Each line that holds the word "Democratic" counts once; give the total for the records below and nothing else.

---+---

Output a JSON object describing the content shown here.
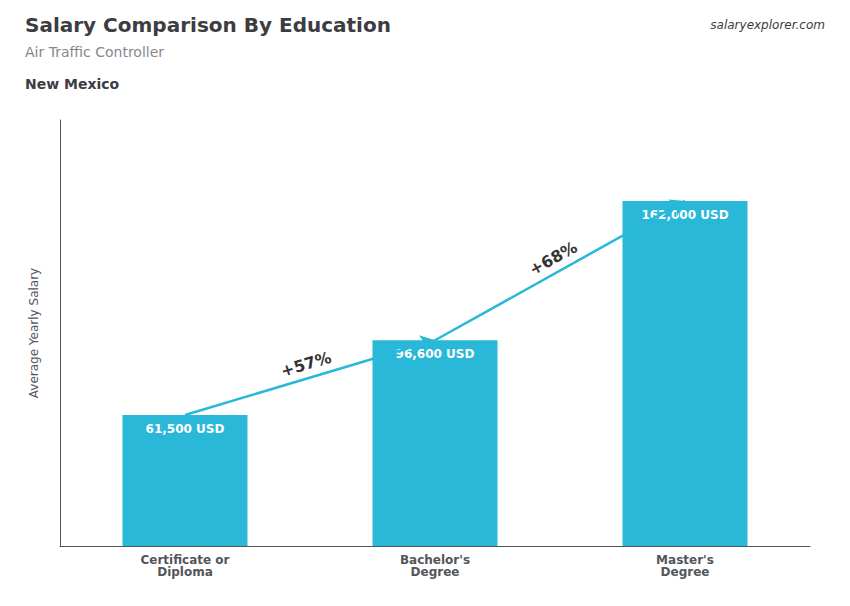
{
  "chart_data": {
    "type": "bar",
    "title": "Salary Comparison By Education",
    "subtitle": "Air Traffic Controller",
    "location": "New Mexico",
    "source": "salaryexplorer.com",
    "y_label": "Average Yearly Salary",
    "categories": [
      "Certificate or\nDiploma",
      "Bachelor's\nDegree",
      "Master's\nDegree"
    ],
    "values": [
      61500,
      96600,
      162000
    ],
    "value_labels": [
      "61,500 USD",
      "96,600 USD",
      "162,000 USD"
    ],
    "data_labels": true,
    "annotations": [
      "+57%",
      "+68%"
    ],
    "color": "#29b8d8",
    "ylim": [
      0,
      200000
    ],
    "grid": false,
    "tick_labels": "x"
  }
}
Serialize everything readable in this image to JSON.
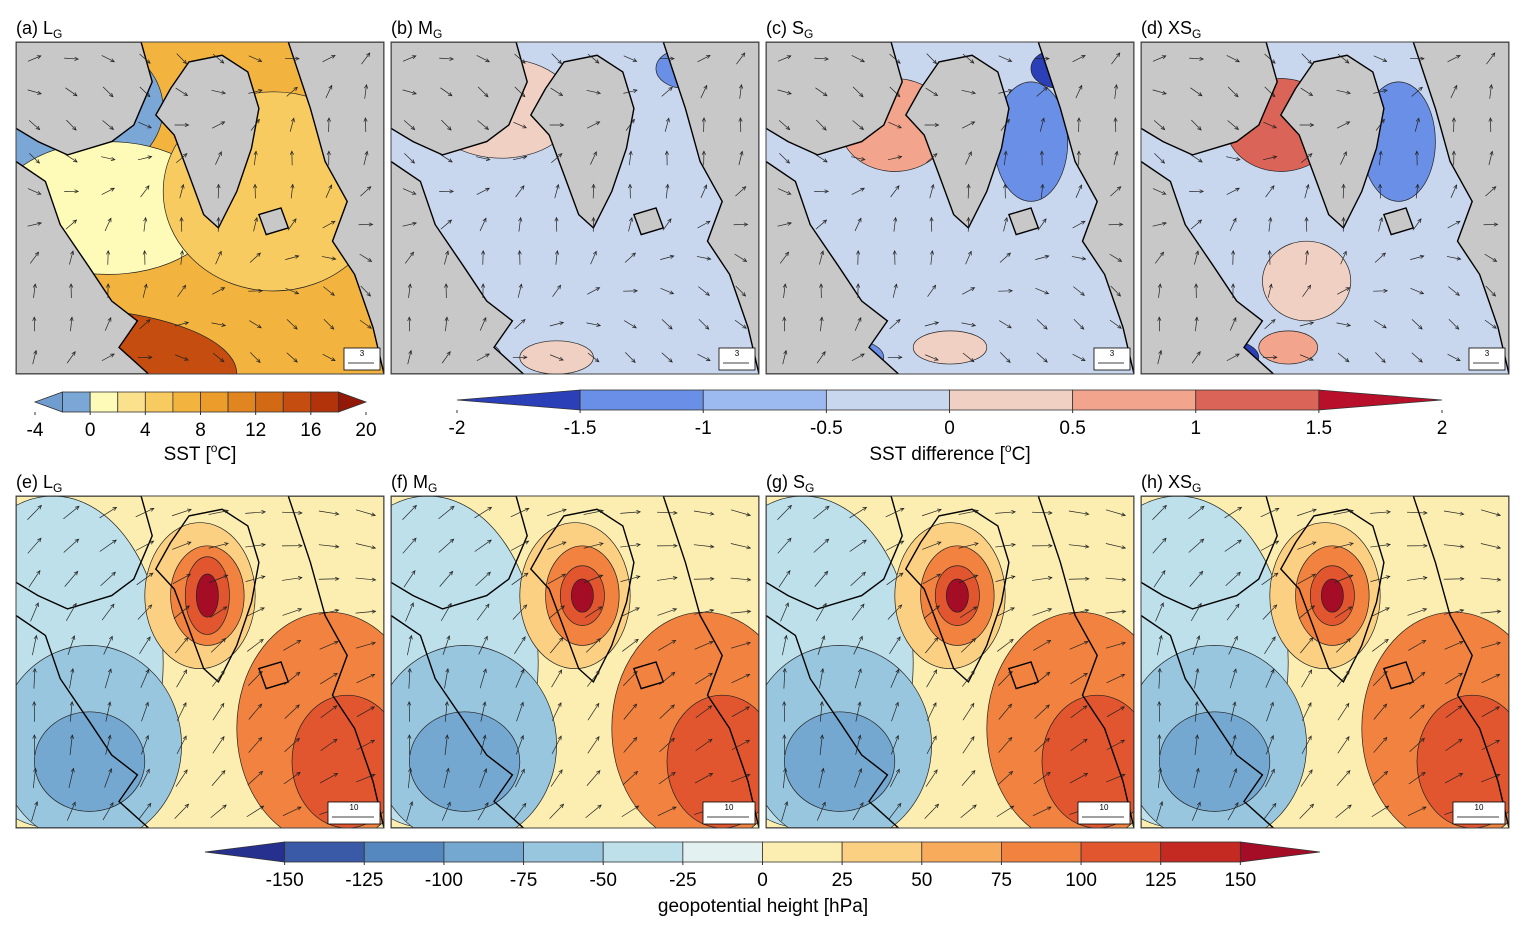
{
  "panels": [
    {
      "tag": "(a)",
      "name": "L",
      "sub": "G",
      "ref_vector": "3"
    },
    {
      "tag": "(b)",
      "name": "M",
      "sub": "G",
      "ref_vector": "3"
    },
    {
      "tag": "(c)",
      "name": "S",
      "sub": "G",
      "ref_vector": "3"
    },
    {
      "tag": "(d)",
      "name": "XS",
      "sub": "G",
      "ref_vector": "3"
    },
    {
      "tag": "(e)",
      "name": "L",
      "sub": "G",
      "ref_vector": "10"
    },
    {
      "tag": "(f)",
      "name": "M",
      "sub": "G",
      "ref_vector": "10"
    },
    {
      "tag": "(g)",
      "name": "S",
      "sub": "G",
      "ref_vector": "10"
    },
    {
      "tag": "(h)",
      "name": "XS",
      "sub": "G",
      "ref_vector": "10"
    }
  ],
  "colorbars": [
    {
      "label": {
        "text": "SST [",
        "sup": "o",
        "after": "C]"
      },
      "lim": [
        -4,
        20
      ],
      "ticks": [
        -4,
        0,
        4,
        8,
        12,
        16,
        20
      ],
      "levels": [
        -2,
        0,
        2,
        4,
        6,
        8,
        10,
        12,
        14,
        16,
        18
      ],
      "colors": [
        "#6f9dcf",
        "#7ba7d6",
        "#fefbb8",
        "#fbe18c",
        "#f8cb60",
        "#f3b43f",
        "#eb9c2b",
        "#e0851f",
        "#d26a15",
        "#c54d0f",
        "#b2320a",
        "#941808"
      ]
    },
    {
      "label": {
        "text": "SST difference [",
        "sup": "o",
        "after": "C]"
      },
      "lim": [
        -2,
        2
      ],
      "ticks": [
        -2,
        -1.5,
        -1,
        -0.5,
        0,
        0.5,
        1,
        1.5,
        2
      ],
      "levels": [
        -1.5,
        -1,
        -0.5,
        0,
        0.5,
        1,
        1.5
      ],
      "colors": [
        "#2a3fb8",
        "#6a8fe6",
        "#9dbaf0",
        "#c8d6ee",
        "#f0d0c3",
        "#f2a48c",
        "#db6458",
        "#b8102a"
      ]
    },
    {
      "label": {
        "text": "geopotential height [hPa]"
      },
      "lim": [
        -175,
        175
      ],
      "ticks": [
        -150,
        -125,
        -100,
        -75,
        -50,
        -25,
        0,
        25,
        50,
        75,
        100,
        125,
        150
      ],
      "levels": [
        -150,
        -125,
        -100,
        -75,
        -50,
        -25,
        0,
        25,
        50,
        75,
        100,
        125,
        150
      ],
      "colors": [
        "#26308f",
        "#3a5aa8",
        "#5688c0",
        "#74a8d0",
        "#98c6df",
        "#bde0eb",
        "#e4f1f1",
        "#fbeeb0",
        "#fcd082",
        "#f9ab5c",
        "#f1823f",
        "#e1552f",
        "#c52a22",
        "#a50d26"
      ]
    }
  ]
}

---+---

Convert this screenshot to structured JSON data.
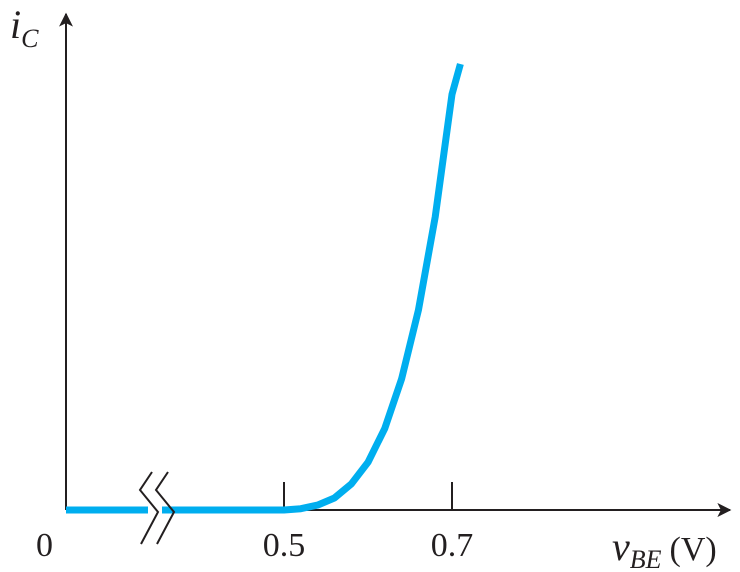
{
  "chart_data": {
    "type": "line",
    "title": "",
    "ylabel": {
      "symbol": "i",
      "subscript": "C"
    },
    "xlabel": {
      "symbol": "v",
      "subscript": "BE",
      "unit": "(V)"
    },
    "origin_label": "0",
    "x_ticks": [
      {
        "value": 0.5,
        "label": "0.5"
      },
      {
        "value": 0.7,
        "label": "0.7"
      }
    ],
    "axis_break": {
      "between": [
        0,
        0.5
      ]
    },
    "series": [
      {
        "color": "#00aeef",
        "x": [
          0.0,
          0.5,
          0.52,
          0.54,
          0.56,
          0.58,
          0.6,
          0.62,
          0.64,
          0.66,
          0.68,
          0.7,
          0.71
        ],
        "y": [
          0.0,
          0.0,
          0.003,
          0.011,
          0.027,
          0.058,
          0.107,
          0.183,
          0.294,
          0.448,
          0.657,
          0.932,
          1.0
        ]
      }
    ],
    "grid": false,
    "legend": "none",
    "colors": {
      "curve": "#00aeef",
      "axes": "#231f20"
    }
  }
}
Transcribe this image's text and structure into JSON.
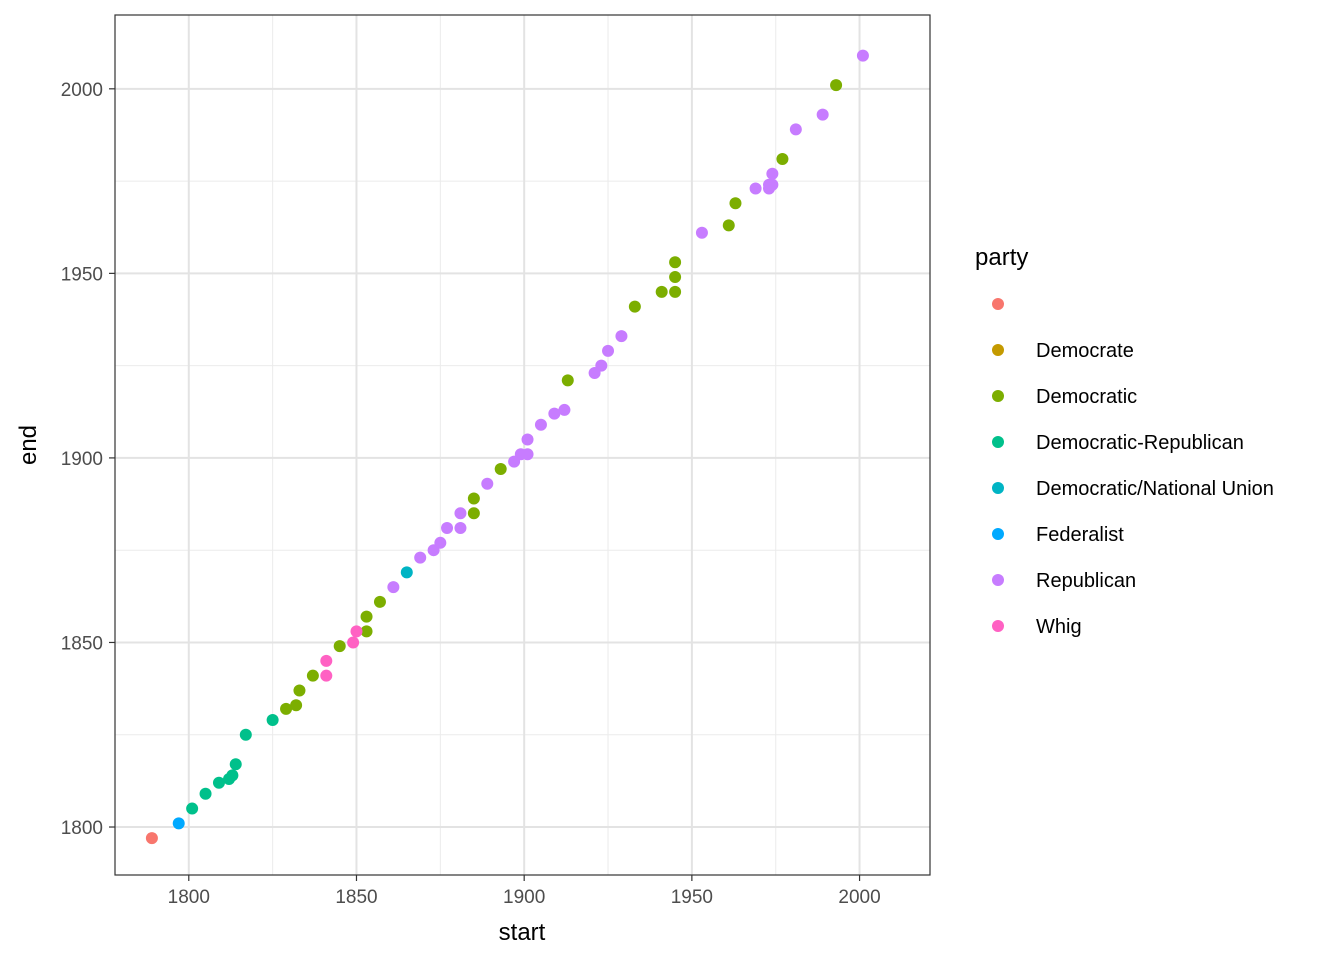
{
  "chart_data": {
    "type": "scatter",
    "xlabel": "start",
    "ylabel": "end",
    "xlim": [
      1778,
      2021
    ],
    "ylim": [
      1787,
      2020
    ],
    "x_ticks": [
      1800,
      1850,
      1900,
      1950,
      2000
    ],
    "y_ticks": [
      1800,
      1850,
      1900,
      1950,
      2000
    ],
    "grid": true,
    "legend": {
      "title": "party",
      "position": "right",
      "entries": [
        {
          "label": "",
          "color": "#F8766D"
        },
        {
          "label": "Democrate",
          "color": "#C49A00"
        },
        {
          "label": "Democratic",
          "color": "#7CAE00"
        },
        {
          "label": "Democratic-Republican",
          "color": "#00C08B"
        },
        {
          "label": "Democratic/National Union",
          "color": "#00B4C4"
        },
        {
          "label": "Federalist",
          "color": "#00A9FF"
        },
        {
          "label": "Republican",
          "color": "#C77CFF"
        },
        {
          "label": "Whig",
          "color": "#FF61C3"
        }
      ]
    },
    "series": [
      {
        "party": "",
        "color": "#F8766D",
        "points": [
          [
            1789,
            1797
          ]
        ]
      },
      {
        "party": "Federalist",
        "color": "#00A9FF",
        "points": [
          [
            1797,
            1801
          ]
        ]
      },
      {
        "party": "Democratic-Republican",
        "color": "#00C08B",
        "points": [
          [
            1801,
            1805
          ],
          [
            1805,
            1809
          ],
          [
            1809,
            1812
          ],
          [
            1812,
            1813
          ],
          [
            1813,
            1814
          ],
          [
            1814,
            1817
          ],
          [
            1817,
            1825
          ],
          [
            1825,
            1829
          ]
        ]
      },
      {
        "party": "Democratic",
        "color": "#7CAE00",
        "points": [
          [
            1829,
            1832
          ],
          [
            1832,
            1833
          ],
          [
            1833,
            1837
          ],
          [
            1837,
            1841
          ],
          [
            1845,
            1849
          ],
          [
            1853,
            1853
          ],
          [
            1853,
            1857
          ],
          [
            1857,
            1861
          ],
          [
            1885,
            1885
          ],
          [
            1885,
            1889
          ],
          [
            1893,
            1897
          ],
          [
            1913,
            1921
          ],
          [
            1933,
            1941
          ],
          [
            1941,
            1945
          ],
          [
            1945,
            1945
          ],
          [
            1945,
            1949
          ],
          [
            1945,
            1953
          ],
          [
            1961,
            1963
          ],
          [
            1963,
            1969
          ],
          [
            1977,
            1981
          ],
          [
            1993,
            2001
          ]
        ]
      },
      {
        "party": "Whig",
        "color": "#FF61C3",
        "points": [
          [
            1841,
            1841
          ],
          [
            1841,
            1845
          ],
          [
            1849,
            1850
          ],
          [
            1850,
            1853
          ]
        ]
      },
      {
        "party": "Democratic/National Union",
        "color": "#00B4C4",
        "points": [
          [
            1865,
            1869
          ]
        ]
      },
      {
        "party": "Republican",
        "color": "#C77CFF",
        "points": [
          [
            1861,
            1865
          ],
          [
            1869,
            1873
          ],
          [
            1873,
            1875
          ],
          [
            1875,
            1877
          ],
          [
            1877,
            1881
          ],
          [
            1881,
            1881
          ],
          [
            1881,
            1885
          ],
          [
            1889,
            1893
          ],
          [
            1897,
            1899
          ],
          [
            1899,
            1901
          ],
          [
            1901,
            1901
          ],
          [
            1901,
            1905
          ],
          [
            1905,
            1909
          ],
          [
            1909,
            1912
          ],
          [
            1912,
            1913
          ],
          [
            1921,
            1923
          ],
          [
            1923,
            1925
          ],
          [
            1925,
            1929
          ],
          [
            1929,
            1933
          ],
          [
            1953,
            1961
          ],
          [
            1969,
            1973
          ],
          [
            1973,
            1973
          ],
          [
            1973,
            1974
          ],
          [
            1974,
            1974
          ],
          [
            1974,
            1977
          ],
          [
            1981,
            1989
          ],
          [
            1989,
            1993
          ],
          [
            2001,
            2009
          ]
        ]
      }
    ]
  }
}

---+---

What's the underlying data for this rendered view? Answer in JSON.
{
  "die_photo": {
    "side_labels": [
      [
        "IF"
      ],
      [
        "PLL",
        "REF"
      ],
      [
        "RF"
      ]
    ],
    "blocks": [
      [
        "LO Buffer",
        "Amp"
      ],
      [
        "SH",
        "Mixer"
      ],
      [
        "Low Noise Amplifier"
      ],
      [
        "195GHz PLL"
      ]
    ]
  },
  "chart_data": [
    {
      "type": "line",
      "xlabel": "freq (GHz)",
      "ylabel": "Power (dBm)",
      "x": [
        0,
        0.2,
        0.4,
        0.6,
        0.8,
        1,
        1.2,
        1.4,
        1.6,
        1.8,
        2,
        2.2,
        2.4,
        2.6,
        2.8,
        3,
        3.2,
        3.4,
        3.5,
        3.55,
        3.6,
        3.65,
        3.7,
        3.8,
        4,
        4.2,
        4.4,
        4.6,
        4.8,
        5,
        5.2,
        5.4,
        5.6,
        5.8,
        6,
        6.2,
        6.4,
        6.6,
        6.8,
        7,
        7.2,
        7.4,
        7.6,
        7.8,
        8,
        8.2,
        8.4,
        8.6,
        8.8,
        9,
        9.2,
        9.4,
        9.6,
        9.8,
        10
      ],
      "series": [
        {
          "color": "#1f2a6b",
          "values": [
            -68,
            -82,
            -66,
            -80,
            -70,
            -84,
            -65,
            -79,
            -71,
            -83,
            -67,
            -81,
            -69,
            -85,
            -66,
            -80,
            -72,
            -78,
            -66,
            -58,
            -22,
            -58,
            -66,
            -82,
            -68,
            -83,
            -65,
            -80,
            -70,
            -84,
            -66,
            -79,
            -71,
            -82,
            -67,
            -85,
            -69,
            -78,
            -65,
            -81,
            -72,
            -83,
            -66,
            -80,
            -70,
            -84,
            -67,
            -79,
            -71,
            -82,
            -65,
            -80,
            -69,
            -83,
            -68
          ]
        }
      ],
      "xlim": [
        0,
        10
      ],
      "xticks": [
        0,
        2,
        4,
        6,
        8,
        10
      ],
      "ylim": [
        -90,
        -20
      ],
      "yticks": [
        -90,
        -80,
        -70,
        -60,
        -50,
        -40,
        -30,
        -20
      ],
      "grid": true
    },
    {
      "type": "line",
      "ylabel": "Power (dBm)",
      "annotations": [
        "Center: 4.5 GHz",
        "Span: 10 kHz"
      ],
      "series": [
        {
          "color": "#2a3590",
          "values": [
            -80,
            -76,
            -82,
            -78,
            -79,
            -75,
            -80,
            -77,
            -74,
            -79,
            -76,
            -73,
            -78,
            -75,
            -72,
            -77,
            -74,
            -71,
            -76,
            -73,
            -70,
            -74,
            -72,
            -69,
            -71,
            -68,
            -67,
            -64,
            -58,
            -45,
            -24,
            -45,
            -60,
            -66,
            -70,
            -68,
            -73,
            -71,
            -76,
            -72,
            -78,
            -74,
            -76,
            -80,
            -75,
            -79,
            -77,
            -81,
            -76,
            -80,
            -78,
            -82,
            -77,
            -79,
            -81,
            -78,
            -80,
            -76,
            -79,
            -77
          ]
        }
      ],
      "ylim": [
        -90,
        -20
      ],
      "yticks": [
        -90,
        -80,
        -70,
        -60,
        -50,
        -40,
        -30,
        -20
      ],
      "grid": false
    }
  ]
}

---+---

→ **FINISHED TASK**
6